AIM OF THE EXERCISE
Identify the lines containing the word "C₀α²". Copy each one.

----- RECORDS SUPPLIED

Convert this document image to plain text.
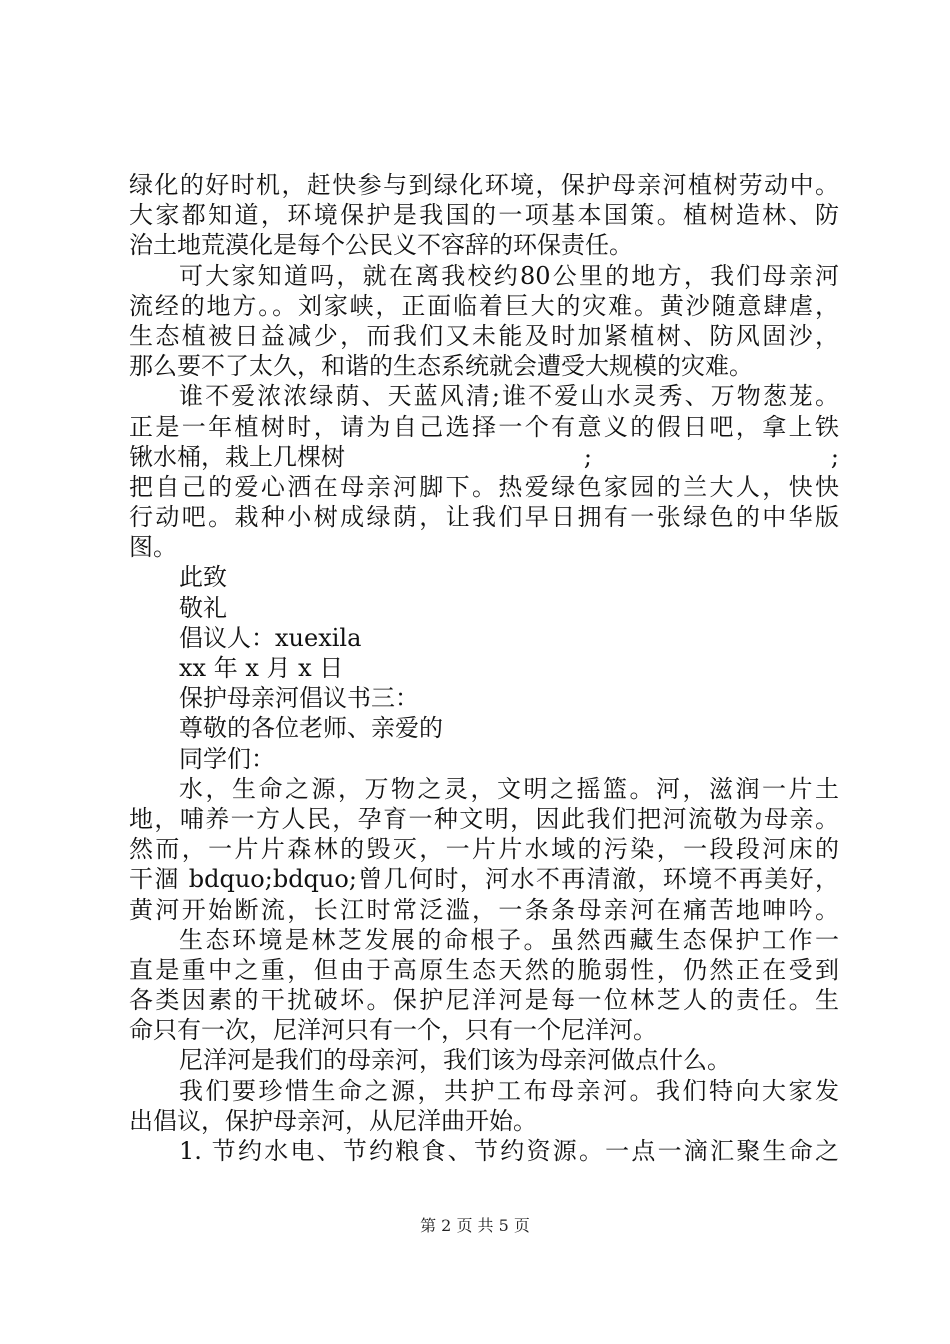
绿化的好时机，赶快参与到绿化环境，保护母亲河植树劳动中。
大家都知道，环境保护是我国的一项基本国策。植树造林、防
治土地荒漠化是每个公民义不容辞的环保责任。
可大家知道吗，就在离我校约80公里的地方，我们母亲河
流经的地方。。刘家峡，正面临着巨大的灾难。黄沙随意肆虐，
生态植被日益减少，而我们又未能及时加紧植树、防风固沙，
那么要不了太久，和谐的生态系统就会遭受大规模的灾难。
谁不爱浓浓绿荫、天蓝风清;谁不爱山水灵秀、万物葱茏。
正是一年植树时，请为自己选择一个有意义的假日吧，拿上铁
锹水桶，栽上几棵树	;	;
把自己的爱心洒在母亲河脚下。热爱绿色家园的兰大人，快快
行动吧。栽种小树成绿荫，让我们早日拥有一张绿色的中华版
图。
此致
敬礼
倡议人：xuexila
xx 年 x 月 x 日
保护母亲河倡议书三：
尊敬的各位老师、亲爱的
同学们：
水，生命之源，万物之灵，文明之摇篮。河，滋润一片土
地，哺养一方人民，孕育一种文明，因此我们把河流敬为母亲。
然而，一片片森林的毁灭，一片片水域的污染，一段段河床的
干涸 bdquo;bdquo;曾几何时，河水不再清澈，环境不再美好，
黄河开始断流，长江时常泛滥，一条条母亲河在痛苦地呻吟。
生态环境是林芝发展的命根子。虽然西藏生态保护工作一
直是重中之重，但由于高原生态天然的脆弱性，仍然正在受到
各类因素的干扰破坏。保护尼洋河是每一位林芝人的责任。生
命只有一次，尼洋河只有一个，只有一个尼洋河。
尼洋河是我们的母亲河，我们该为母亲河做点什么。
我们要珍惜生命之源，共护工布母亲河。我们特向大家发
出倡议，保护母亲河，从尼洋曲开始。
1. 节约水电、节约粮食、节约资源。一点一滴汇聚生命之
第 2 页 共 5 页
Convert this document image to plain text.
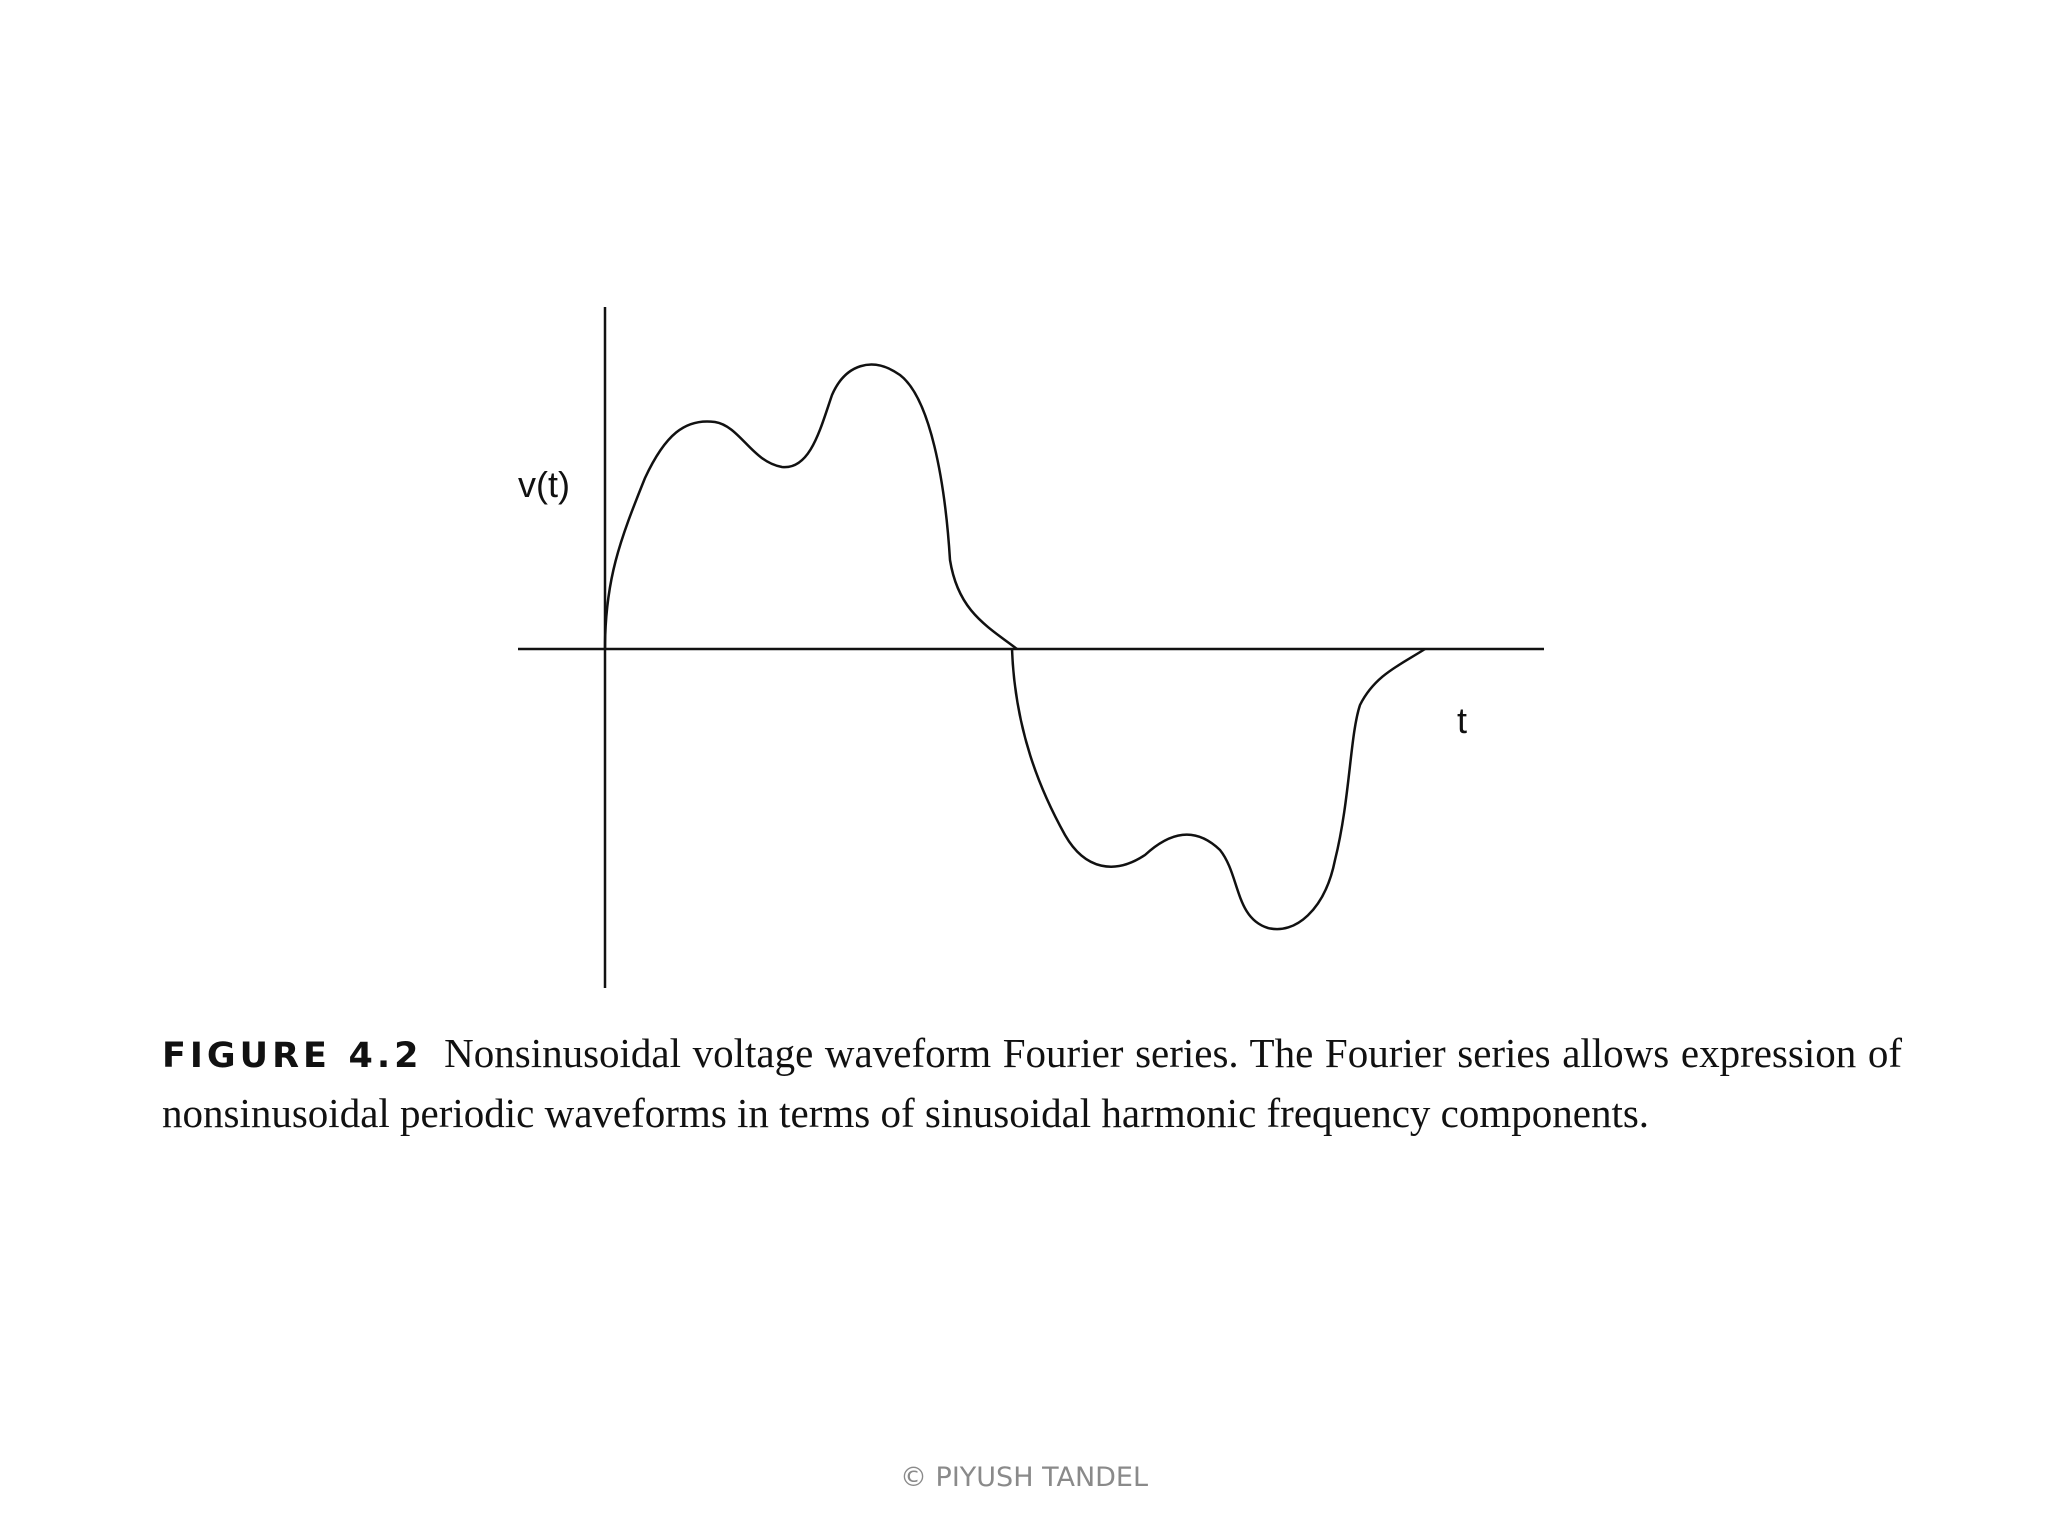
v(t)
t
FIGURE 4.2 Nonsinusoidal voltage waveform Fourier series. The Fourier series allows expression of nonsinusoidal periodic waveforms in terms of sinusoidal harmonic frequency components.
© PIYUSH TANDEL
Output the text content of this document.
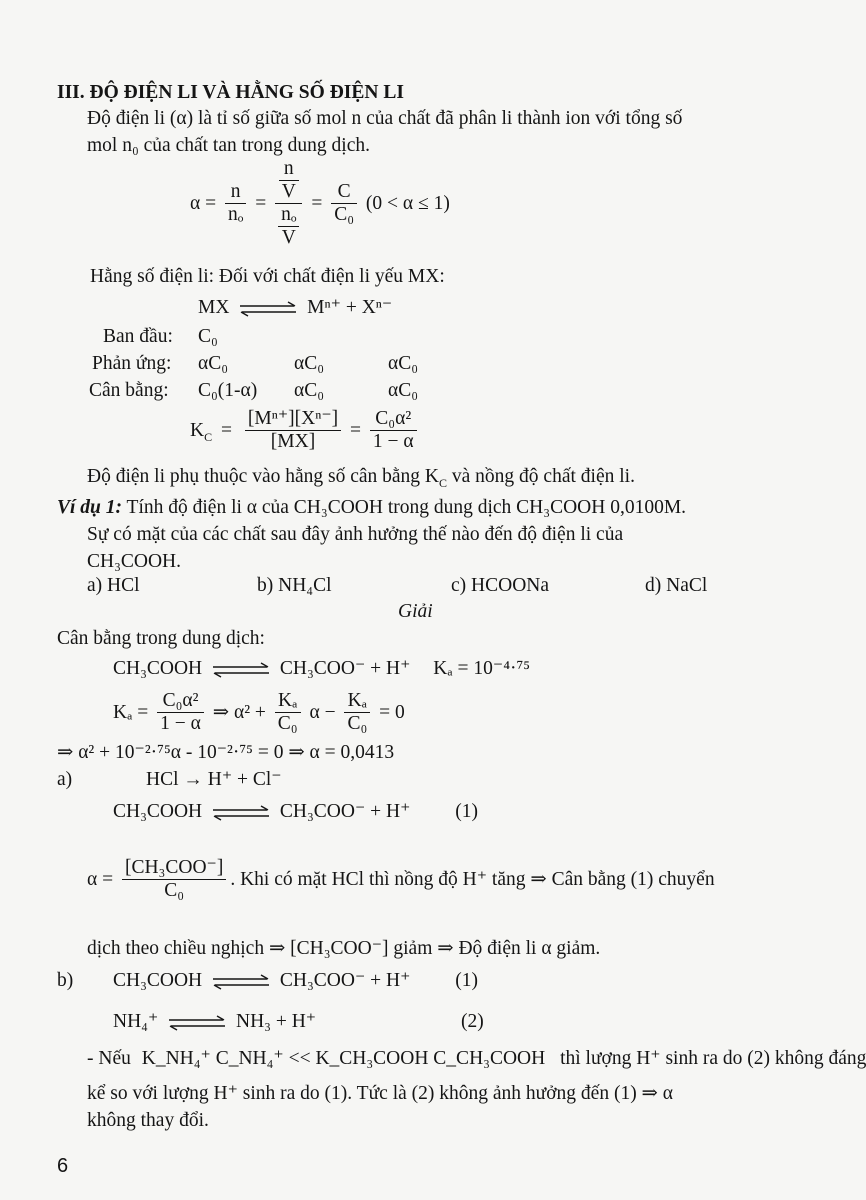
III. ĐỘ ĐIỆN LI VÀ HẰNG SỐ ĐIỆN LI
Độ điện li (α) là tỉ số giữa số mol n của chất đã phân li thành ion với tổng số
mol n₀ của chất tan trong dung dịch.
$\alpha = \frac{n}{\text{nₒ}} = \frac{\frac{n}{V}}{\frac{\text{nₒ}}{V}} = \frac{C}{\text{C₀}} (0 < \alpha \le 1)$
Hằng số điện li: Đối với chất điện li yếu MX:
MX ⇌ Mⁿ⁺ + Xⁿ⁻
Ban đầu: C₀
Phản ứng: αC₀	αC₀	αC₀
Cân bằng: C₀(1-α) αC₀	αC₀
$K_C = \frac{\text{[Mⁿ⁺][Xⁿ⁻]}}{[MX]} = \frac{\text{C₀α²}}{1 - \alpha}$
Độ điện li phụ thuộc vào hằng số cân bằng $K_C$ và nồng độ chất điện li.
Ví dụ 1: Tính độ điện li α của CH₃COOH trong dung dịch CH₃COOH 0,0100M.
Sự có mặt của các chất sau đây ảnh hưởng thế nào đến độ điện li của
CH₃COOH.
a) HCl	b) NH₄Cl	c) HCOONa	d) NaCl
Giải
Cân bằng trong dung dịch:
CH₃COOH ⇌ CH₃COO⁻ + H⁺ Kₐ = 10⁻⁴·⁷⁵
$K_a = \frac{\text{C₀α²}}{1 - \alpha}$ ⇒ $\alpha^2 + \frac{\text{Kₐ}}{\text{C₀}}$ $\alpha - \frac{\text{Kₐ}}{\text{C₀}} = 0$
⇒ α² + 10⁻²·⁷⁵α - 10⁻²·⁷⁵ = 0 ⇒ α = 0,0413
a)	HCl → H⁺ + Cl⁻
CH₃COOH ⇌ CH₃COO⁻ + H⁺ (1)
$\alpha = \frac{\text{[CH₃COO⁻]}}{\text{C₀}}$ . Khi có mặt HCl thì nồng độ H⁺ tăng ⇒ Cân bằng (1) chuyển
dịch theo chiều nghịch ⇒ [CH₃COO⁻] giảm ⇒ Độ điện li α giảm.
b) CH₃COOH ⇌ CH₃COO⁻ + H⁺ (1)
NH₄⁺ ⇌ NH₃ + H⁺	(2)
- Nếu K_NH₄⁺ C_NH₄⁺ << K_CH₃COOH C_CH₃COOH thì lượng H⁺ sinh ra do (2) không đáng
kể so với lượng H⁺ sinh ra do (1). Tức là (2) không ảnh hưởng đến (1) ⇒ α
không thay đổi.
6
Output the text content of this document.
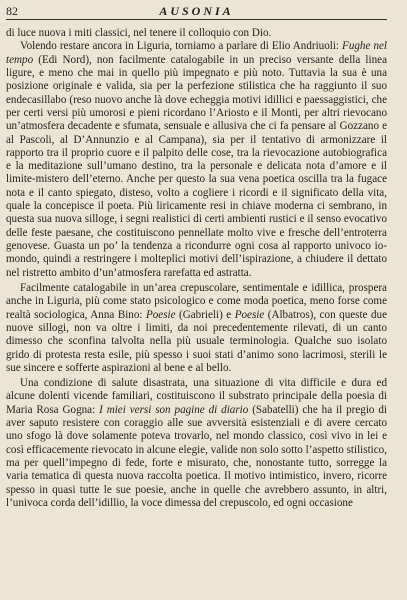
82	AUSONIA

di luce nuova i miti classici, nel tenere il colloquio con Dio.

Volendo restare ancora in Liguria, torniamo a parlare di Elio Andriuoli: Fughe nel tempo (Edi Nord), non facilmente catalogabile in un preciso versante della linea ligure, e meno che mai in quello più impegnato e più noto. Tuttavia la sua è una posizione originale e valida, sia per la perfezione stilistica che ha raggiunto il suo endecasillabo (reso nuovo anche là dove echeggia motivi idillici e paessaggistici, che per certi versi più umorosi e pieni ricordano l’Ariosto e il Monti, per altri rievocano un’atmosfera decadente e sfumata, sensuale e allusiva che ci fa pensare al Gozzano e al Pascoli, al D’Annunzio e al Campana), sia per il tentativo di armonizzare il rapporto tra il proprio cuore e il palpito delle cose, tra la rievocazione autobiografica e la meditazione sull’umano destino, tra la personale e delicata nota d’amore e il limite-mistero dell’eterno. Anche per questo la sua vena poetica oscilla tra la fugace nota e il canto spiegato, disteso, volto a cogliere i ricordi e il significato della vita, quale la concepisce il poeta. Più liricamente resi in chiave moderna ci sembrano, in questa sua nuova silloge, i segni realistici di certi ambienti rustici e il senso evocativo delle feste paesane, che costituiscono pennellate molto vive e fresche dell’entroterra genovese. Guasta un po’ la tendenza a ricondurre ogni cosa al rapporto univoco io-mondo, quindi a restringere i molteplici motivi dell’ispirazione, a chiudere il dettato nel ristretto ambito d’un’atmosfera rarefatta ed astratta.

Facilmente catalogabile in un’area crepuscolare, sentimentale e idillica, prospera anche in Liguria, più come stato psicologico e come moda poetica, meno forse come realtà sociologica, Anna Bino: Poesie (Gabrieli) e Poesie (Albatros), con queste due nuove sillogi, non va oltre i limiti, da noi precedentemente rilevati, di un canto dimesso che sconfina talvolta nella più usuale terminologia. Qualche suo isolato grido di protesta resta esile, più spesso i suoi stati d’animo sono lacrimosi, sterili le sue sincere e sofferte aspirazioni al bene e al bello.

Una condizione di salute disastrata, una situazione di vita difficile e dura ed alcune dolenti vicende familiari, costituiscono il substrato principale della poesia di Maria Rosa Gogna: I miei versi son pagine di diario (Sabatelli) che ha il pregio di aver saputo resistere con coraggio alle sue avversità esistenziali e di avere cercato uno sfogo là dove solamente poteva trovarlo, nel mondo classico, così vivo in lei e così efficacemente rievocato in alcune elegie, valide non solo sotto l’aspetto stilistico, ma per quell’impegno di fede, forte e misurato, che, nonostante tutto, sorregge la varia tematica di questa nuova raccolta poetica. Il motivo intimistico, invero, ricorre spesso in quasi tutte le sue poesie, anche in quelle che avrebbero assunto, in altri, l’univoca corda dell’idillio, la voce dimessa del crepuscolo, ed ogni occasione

----------

SOLVED EXERCISE
$K_C = \frac{\text{[Mⁿ⁺][Xⁿ⁻]}}{[MX]} = \frac{\text{C₀α²}}{1 - \alpha}$
$K_a = \frac{\text{C₀α²}}{1 - \alpha}$ ⇒ $\alpha^2 + \frac{\text{Kₐ}}{\text{C₀}}$ $\alpha - \frac{\text{Kₐ}}{\text{C₀}} = 0$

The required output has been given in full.